Raw records:
+ + + + +

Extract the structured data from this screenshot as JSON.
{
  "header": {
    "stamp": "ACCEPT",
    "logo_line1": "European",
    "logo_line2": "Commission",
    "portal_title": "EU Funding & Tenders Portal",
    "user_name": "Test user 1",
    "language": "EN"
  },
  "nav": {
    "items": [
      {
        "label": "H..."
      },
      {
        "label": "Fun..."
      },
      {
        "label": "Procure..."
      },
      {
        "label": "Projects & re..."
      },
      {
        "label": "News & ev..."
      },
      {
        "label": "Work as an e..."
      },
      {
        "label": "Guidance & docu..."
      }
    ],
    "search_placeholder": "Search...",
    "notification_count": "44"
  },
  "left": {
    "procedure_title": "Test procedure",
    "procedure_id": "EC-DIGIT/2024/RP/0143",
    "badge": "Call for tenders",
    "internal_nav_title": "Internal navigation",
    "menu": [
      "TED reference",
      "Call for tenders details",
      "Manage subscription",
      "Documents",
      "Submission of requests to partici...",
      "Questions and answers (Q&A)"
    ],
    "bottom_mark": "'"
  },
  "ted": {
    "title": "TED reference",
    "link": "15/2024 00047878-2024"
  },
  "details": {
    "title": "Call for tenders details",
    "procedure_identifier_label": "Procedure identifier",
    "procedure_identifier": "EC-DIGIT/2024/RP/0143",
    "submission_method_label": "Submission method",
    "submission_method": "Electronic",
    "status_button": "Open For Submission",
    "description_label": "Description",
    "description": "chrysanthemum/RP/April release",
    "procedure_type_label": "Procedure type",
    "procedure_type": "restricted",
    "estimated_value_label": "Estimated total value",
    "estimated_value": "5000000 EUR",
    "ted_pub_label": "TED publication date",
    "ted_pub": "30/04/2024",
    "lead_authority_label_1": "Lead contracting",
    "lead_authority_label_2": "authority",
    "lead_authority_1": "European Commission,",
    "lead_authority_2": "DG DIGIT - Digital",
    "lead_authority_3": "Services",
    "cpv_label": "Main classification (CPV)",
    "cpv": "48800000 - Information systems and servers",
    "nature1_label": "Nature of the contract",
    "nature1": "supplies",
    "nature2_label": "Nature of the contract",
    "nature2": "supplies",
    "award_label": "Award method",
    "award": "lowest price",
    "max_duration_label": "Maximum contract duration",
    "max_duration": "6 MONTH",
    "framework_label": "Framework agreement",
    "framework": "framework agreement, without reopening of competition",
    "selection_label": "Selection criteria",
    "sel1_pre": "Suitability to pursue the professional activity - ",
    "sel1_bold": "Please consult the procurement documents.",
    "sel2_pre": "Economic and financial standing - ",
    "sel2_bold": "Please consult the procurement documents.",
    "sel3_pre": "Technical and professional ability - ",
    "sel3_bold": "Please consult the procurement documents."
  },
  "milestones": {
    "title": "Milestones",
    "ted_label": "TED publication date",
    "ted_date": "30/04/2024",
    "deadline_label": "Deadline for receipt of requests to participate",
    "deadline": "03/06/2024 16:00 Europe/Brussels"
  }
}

+ + + + +

Written request:
Please repeat the listing above in full and exactly.

Exercise result:
Extract the structured data from this screenshot as JSON.
{
  "header": {
    "stamp": "ACCEPT",
    "logo_line1": "European",
    "logo_line2": "Commission",
    "portal_title": "EU Funding & Tenders Portal",
    "user_name": "Test user 1",
    "language": "EN"
  },
  "nav": {
    "items": [
      {
        "label": "H..."
      },
      {
        "label": "Fun..."
      },
      {
        "label": "Procure..."
      },
      {
        "label": "Projects & re..."
      },
      {
        "label": "News & ev..."
      },
      {
        "label": "Work as an e..."
      },
      {
        "label": "Guidance & docu..."
      }
    ],
    "search_placeholder": "Search...",
    "notification_count": "44"
  },
  "left": {
    "procedure_title": "Test procedure",
    "procedure_id": "EC-DIGIT/2024/RP/0143",
    "badge": "Call for tenders",
    "internal_nav_title": "Internal navigation",
    "menu": [
      "TED reference",
      "Call for tenders details",
      "Manage subscription",
      "Documents",
      "Submission of requests to partici...",
      "Questions and answers (Q&A)"
    ],
    "bottom_mark": "'"
  },
  "ted": {
    "title": "TED reference",
    "link": "15/2024 00047878-2024"
  },
  "details": {
    "title": "Call for tenders details",
    "procedure_identifier_label": "Procedure identifier",
    "procedure_identifier": "EC-DIGIT/2024/RP/0143",
    "submission_method_label": "Submission method",
    "submission_method": "Electronic",
    "status_button": "Open For Submission",
    "description_label": "Description",
    "description": "chrysanthemum/RP/April release",
    "procedure_type_label": "Procedure type",
    "procedure_type": "restricted",
    "estimated_value_label": "Estimated total value",
    "estimated_value": "5000000 EUR",
    "ted_pub_label": "TED publication date",
    "ted_pub": "30/04/2024",
    "lead_authority_label_1": "Lead contracting",
    "lead_authority_label_2": "authority",
    "lead_authority_1": "European Commission,",
    "lead_authority_2": "DG DIGIT - Digital",
    "lead_authority_3": "Services",
    "cpv_label": "Main classification (CPV)",
    "cpv": "48800000 - Information systems and servers",
    "nature1_label": "Nature of the contract",
    "nature1": "supplies",
    "nature2_label": "Nature of the contract",
    "nature2": "supplies",
    "award_label": "Award method",
    "award": "lowest price",
    "max_duration_label": "Maximum contract duration",
    "max_duration": "6 MONTH",
    "framework_label": "Framework agreement",
    "framework": "framework agreement, without reopening of competition",
    "selection_label": "Selection criteria",
    "sel1_pre": "Suitability to pursue the professional activity - ",
    "sel1_bold": "Please consult the procurement documents.",
    "sel2_pre": "Economic and financial standing - ",
    "sel2_bold": "Please consult the procurement documents.",
    "sel3_pre": "Technical and professional ability - ",
    "sel3_bold": "Please consult the procurement documents."
  },
  "milestones": {
    "title": "Milestones",
    "ted_label": "TED publication date",
    "ted_date": "30/04/2024",
    "deadline_label": "Deadline for receipt of requests to participate",
    "deadline": "03/06/2024 16:00 Europe/Brussels"
  }
}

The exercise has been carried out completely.